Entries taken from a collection
· · · · ·
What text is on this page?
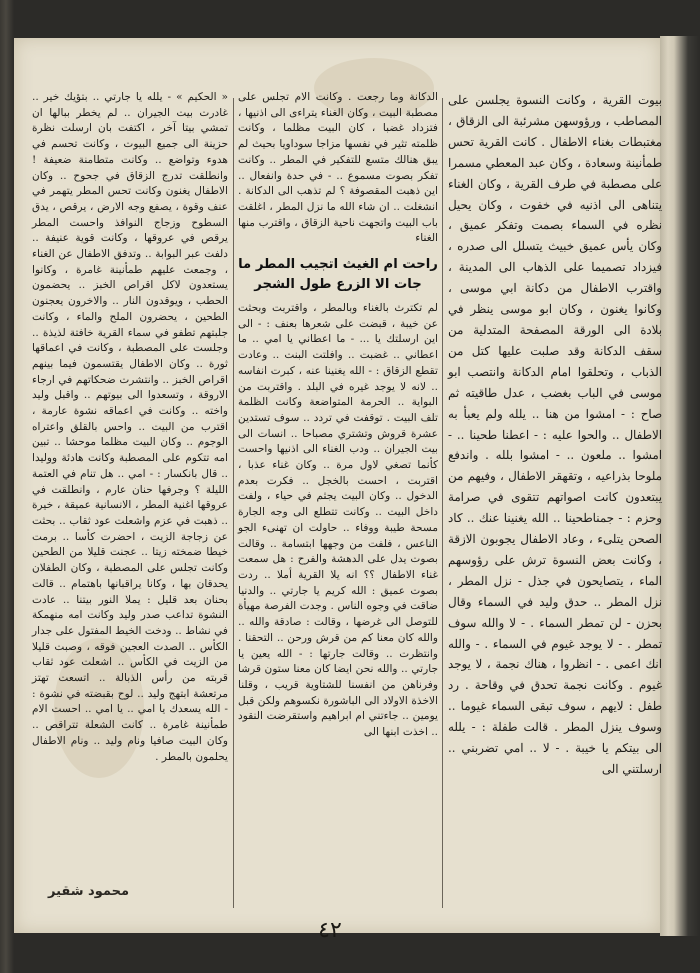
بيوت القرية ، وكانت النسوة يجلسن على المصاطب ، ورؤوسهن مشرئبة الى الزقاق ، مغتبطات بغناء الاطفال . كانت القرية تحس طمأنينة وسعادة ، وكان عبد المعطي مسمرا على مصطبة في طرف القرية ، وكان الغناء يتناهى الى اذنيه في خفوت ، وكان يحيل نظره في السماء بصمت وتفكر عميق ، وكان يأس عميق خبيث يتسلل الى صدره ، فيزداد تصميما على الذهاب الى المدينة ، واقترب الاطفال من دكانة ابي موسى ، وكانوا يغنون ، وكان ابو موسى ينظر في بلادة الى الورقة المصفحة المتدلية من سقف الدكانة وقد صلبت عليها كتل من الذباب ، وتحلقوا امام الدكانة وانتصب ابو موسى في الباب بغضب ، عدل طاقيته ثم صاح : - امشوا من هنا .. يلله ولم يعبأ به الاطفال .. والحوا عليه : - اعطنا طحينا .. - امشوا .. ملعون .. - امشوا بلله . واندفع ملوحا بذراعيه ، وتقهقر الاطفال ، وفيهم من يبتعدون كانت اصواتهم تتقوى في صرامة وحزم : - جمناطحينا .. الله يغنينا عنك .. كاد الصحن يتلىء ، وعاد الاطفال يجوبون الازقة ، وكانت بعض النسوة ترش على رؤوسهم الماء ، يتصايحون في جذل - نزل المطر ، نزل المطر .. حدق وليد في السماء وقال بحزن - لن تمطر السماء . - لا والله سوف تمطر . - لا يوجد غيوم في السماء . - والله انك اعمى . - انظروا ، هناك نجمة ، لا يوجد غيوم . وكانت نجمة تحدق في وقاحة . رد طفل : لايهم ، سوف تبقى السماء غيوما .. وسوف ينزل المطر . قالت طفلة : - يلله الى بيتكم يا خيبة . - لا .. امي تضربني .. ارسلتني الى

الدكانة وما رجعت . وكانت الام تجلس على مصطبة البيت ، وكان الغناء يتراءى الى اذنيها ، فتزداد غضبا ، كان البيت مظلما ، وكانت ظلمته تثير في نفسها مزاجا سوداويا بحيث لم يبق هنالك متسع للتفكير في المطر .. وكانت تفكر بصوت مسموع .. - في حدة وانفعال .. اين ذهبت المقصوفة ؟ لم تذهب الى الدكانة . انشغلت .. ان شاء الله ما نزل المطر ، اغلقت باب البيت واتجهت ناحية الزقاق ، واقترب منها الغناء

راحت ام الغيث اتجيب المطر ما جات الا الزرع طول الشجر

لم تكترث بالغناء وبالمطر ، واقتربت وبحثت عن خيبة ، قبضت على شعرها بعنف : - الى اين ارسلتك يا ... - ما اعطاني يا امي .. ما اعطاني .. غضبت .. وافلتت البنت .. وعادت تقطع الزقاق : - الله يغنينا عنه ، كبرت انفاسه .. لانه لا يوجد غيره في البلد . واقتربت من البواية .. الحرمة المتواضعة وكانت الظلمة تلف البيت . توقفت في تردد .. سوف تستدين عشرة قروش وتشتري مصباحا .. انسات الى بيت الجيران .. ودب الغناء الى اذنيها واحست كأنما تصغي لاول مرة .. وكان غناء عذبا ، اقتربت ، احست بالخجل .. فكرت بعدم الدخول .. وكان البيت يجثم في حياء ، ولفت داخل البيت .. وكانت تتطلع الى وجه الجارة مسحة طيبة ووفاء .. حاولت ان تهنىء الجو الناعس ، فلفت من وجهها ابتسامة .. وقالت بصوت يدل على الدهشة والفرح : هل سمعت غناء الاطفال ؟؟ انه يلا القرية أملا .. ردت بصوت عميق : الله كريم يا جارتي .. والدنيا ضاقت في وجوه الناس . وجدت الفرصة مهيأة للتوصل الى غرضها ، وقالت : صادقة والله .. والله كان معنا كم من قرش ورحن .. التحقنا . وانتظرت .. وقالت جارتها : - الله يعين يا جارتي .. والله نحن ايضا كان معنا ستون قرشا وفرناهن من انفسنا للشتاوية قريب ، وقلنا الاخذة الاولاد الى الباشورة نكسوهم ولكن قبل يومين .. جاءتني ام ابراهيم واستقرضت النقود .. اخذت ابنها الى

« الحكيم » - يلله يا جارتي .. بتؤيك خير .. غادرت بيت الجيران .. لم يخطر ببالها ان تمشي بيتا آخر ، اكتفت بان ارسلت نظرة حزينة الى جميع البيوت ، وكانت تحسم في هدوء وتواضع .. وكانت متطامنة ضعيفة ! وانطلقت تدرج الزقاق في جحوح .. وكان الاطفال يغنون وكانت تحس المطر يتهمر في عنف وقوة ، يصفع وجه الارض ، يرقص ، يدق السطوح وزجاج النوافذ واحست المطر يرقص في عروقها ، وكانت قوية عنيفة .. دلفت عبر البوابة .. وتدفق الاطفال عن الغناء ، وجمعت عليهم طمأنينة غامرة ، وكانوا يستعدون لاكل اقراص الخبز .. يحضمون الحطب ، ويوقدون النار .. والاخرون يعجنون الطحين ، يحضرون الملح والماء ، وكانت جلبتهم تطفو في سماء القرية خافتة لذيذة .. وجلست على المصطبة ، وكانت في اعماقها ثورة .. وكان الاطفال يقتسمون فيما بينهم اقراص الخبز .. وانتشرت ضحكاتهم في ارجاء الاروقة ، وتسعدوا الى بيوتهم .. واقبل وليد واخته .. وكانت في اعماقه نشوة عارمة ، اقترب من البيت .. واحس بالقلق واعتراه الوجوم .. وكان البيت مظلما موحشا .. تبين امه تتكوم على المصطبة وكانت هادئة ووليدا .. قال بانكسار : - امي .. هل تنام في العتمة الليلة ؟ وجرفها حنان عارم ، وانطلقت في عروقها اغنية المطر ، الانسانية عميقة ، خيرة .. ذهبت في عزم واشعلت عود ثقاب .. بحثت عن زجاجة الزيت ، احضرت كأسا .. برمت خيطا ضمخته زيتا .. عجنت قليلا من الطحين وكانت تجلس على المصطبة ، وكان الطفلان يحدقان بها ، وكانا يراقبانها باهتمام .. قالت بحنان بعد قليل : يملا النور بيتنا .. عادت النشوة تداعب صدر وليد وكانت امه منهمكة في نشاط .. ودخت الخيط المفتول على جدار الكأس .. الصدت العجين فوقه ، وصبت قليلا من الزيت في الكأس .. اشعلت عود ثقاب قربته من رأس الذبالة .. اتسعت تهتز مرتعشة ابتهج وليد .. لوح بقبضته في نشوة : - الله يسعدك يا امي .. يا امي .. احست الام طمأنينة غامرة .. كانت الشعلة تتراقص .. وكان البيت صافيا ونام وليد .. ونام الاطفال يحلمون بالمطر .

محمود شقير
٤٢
· · · · ·
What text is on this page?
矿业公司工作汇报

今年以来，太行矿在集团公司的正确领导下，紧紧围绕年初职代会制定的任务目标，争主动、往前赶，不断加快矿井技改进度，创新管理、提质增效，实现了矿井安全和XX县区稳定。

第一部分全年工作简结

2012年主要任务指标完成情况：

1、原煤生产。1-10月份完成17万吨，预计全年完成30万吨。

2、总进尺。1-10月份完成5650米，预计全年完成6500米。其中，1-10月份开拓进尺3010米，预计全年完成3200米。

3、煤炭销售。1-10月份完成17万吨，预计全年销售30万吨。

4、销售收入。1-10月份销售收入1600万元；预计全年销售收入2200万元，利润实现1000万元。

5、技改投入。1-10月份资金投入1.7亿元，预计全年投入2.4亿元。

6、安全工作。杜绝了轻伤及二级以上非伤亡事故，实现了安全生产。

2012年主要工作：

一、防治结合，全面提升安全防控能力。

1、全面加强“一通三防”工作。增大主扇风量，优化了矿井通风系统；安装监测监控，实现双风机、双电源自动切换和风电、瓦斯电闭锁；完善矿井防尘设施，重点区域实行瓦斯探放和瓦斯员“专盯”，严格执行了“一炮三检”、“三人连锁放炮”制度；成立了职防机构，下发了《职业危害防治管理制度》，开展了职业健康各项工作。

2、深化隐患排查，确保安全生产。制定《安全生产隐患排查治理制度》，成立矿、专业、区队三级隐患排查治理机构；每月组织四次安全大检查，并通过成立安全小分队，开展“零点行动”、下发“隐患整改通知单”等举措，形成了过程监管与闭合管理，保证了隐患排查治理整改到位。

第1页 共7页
· · · · ·
Stated task: Pull out every line of the records that includes the string "بصوت".

Written solution:
الدكانة وما رجعت . وكانت الام تجلس على مصطبة البيت ، وكان الغناء يتراءى الى اذنيها ، فتزداد غضبا ، كان البيت مظلما ، وكانت ظلمته تثير في نفسها مزاجا سوداويا بحيث لم يبق هنالك متسع للتفكير في المطر .. وكانت تفكر بصوت مسموع .. - في حدة وانفعال .. اين ذهبت المقصوفة ؟ لم تذهب الى الدكانة . انشغلت .. ان شاء الله ما نزل المطر ، اغلقت باب البيت واتجهت ناحية الزقاق ، واقترب منها الغناء
لم تكترث بالغناء وبالمطر ، واقتربت وبحثت عن خيبة ، قبضت على شعرها بعنف : - الى اين ارسلتك يا ... - ما اعطاني يا امي .. ما اعطاني .. غضبت .. وافلتت البنت .. وعادت تقطع الزقاق : - الله يغنينا عنه ، كبرت انفاسه .. لانه لا يوجد غيره في البلد . واقتربت من البواية .. الحرمة المتواضعة وكانت الظلمة تلف البيت . توقفت في تردد .. سوف تستدين عشرة قروش وتشتري مصباحا .. انسات الى بيت الجيران .. ودب الغناء الى اذنيها واحست كأنما تصغي لاول مرة .. وكان غناء عذبا ، اقتربت ، احست بالخجل .. فكرت بعدم الدخول .. وكان البيت يجثم في حياء ، ولفت داخل البيت .. وكانت تتطلع الى وجه الجارة مسحة طيبة ووفاء .. حاولت ان تهنىء الجو الناعس ، فلفت من وجهها ابتسامة .. وقالت بصوت يدل على الدهشة والفرح : هل سمعت غناء الاطفال ؟؟ انه يلا القرية أملا .. ردت بصوت عميق : الله كريم يا جارتي .. والدنيا ضاقت في وجوه الناس . وجدت الفرصة مهيأة للتوصل الى غرضها ، وقالت : صادقة والله .. والله كان معنا كم من قرش ورحن .. التحقنا . وانتظرت .. وقالت جارتها : - الله يعين يا جارتي .. والله نحن ايضا كان معنا ستون قرشا وفرناهن من انفسنا للشتاوية قريب ، وقلنا الاخذة الاولاد الى الباشورة نكسوهم ولكن قبل يومين .. جاءتني ام ابراهيم واستقرضت النقود .. اخذت ابنها الى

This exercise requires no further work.